-- START Data excerpts --

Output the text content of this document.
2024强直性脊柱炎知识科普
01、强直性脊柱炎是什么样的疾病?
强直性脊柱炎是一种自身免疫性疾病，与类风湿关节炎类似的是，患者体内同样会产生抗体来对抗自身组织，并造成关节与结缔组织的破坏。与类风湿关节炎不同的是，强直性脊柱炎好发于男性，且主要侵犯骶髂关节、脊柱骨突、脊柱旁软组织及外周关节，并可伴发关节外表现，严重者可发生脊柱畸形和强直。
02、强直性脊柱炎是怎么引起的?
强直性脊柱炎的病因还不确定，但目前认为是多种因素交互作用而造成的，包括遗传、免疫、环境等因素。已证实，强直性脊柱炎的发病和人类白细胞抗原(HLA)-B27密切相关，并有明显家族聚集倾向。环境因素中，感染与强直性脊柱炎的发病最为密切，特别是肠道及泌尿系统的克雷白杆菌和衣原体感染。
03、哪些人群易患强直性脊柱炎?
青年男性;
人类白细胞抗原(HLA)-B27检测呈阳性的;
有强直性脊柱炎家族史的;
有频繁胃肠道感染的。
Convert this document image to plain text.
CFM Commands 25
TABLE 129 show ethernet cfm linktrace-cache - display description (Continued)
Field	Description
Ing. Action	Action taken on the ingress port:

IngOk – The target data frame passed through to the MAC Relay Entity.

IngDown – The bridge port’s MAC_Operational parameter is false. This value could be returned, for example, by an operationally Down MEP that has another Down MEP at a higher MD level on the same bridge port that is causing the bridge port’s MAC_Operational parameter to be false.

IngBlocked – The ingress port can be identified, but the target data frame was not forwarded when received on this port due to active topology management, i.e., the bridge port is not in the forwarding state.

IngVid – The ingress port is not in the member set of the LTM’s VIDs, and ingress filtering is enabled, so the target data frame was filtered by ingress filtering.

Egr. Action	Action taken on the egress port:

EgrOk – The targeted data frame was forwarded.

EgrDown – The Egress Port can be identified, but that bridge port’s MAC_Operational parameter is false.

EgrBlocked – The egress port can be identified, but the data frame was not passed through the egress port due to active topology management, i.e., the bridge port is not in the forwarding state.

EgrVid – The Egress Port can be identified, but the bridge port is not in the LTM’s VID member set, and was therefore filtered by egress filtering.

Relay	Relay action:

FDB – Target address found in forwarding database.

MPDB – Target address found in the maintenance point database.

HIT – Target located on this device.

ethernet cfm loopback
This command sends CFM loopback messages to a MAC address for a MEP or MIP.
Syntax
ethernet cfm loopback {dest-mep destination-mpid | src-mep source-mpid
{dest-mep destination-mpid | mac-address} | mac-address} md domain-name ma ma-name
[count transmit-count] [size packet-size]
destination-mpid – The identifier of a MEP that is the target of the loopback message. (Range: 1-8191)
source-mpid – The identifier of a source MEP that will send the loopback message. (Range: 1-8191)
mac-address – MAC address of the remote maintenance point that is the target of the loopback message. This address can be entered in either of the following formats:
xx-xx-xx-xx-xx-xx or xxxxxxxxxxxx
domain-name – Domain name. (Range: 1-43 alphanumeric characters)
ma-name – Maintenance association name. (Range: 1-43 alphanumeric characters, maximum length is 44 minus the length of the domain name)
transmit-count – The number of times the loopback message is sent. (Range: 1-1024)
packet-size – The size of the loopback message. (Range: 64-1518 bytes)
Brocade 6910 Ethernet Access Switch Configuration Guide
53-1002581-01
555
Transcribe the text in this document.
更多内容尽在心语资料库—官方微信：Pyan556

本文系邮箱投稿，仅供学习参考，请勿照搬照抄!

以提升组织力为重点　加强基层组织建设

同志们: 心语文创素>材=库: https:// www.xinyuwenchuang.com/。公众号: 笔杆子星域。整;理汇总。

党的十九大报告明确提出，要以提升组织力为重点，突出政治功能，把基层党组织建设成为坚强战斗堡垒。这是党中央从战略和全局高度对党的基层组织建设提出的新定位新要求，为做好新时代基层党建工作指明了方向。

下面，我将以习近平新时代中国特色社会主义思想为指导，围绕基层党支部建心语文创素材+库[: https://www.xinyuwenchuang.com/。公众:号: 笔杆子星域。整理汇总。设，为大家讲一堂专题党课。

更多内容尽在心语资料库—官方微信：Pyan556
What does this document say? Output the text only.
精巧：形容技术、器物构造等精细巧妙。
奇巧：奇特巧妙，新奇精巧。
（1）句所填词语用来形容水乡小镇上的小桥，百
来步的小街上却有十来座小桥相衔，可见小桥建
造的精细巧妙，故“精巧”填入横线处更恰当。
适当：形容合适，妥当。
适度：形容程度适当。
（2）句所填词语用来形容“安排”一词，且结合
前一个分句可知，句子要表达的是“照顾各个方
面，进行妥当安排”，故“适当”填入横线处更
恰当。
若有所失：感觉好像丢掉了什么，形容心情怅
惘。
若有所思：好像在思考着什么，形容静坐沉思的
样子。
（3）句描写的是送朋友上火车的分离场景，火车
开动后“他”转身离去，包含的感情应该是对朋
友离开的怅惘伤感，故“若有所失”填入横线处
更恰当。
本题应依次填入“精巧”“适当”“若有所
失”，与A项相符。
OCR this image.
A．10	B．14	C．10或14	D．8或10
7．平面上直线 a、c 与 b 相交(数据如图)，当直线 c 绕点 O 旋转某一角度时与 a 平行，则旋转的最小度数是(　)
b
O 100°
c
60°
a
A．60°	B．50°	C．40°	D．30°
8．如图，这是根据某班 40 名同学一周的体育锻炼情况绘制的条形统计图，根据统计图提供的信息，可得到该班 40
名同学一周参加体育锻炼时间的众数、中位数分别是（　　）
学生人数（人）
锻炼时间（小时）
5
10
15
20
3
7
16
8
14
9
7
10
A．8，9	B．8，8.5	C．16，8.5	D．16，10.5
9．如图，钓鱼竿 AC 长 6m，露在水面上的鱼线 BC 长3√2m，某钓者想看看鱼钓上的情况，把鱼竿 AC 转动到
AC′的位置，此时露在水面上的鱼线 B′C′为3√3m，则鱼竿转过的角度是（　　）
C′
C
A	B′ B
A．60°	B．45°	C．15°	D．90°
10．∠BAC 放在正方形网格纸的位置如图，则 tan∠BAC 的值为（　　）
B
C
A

-- END Data excerpts --

• What to produce: All lines in the data that contain the word "loopback" should be copied.

• Full response:
ethernet cfm loopback
This command sends CFM loopback messages to a MAC address for a MEP or MIP.
ethernet cfm loopback {dest-mep destination-mpid | src-mep source-mpid
destination-mpid – The identifier of a MEP that is the target of the loopback message. (Range: 1-8191)
source-mpid – The identifier of a source MEP that will send the loopback message. (Range: 1-8191)
mac-address – MAC address of the remote maintenance point that is the target of the loopback message. This address can be entered in either of the following formats:
transmit-count – The number of times the loopback message is sent. (Range: 1-1024)
packet-size – The size of the loopback message. (Range: 64-1518 bytes)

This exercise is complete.